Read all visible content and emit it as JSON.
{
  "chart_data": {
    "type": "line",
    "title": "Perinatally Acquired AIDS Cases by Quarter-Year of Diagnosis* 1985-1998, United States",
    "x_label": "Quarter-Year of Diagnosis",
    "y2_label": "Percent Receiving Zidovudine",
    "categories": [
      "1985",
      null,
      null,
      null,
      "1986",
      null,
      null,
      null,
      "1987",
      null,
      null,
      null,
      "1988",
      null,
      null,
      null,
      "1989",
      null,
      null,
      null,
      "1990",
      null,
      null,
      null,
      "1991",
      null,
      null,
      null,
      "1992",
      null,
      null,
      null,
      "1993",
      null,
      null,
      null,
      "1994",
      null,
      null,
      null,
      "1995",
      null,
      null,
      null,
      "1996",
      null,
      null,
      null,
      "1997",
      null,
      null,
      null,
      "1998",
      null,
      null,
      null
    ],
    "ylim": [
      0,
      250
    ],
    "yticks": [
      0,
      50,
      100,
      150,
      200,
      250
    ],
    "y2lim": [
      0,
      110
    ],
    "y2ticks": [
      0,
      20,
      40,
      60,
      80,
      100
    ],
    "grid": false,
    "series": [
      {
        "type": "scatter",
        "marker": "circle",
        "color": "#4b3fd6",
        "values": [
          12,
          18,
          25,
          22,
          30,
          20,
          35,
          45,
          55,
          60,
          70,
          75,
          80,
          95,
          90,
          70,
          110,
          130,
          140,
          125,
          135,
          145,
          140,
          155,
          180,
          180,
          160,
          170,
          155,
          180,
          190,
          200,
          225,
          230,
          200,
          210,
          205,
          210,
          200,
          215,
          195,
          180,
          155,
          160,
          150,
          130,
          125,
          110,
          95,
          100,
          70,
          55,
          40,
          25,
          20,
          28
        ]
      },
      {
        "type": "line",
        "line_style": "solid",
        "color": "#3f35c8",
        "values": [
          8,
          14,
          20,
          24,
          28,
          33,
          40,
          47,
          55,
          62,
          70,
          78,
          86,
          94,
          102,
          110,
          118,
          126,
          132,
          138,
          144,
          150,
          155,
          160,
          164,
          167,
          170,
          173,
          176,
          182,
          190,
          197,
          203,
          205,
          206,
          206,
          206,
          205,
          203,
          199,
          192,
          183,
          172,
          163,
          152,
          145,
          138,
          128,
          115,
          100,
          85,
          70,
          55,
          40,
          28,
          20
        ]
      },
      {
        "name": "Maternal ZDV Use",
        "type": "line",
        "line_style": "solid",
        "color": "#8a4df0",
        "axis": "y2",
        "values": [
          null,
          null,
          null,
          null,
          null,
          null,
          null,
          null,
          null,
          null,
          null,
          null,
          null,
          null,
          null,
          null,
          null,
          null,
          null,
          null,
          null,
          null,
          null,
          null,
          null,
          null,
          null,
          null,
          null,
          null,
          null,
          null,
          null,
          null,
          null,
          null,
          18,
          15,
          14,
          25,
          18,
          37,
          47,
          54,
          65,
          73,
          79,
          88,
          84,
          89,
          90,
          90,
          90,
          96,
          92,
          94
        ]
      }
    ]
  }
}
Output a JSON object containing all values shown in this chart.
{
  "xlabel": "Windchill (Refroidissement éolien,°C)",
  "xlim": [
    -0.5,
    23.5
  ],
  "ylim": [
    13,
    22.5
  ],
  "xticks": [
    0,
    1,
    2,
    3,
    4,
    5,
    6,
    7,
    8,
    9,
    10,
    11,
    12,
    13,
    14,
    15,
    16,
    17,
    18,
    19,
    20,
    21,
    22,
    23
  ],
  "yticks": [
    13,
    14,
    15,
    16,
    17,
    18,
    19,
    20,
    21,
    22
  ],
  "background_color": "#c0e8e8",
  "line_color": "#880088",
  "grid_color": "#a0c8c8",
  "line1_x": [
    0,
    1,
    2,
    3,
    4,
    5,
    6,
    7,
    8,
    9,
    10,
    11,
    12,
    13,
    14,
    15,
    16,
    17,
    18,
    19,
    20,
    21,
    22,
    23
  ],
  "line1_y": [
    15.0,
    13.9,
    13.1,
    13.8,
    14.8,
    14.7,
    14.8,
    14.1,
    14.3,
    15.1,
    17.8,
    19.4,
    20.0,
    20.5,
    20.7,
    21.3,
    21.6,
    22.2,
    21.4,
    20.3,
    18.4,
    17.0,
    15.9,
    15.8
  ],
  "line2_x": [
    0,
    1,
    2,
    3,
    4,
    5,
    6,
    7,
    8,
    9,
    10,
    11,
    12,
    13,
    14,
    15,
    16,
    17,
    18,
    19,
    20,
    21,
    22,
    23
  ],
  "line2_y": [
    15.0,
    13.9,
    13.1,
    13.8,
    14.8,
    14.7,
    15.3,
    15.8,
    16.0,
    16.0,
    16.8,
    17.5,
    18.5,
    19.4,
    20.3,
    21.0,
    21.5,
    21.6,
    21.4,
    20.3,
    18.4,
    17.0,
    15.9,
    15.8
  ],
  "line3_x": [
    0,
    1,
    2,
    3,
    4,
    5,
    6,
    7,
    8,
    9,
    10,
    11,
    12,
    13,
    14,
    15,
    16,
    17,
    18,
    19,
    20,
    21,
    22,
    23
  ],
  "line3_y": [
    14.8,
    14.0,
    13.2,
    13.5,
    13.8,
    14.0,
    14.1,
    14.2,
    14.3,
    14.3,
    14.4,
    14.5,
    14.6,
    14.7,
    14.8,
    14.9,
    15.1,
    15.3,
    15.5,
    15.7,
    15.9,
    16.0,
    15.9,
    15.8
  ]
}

# PROBLEM TO SOLVE
Show every line from the listing above in which the string "Year" appears.

# RESPONSE TO THE TASK
    "title": "Perinatally Acquired AIDS Cases by Quarter-Year of Diagnosis* 1985-1998, United States",
    "x_label": "Quarter-Year of Diagnosis",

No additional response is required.